● Material:

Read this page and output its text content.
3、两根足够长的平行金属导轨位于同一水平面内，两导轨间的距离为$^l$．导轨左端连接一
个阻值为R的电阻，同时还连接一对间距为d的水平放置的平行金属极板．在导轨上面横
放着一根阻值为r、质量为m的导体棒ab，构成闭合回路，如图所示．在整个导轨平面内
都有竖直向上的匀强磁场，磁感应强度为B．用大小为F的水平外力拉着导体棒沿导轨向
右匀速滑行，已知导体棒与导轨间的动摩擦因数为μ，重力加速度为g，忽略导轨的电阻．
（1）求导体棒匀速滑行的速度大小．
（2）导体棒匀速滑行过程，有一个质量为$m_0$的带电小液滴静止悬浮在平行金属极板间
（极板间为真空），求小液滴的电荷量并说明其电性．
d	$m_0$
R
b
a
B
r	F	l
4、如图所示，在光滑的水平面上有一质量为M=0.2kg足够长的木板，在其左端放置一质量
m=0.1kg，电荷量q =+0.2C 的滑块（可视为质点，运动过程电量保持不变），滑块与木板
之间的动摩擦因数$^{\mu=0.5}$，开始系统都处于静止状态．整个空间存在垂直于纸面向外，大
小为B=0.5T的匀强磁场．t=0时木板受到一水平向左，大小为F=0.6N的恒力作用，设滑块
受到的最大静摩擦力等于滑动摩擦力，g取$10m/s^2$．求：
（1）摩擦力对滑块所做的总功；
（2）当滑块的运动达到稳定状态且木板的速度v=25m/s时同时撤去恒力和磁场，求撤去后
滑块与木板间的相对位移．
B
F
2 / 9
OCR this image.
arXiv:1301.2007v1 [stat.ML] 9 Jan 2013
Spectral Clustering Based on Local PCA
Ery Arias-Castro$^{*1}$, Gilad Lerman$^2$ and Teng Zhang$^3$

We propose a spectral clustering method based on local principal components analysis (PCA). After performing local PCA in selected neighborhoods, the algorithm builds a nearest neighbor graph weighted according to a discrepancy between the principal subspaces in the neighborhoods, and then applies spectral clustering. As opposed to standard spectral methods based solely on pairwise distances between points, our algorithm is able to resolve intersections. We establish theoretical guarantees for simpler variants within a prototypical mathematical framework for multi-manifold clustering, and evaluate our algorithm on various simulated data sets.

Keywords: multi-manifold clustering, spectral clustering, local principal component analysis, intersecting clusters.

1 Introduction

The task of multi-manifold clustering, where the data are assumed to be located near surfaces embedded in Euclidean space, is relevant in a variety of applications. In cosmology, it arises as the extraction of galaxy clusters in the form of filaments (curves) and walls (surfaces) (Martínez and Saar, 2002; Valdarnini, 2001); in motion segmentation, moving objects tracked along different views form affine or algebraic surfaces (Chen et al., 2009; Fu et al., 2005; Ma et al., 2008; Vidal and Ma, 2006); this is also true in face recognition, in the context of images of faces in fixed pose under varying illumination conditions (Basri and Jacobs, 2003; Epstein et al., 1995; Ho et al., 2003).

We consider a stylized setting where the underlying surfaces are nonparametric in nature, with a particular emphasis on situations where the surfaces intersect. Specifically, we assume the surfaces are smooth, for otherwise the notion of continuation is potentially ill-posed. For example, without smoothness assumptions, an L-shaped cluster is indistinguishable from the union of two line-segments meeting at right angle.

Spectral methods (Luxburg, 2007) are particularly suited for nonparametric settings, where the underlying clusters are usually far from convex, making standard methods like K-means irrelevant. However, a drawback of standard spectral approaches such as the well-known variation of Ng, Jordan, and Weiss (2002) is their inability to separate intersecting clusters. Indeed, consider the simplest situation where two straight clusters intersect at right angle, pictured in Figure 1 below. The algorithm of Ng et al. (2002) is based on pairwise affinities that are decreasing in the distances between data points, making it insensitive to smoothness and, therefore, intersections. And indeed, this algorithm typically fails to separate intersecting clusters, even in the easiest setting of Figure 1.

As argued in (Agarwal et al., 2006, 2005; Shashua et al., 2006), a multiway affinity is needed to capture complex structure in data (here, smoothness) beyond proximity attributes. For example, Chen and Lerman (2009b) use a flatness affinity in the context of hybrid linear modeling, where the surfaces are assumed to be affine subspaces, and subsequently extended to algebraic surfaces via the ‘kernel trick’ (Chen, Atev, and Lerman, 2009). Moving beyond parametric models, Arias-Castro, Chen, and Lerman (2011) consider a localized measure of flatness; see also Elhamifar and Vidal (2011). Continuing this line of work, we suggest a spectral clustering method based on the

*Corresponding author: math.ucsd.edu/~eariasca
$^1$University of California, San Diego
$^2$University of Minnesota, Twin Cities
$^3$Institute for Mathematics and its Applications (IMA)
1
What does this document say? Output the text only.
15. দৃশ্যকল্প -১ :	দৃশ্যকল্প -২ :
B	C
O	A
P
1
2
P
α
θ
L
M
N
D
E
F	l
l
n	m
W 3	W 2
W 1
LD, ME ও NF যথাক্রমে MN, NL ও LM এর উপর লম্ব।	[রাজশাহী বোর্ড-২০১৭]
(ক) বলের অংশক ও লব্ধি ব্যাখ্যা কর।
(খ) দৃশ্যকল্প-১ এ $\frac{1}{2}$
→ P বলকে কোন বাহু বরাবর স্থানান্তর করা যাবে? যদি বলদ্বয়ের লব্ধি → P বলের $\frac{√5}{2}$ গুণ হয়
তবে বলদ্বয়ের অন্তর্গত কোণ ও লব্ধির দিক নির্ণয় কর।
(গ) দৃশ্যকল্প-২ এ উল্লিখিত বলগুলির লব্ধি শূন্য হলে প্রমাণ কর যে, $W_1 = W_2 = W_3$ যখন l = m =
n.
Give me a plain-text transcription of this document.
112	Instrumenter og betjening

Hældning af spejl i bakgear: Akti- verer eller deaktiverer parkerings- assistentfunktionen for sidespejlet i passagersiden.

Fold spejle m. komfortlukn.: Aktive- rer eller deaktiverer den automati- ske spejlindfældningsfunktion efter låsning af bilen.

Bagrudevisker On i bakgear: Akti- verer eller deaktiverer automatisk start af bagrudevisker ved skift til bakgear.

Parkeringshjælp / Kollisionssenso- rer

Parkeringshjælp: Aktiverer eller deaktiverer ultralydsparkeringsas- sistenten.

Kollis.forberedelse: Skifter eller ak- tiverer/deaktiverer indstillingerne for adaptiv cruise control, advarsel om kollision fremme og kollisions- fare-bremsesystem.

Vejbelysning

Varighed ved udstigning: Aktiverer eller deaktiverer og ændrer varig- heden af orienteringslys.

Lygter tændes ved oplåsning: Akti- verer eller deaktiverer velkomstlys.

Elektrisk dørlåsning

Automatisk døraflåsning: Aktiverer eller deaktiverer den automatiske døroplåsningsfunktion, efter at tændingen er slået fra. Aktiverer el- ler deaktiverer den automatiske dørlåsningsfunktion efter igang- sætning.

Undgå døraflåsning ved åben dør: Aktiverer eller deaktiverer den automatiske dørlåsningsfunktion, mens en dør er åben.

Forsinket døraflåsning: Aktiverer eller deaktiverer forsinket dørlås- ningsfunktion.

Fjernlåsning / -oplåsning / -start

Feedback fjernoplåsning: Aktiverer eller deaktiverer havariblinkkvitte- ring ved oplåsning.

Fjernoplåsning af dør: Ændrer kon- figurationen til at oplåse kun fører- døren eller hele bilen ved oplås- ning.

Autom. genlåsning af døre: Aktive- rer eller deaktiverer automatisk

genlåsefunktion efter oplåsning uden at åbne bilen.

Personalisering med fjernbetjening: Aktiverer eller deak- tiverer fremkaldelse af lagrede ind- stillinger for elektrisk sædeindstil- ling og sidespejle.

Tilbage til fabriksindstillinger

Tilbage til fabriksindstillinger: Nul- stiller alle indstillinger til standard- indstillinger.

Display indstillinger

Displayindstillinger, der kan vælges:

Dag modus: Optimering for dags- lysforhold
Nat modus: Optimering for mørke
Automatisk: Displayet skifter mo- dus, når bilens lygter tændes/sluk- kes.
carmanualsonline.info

● Required work: The answer is a single number: how many lines include the word "standard"?

● Task response: 3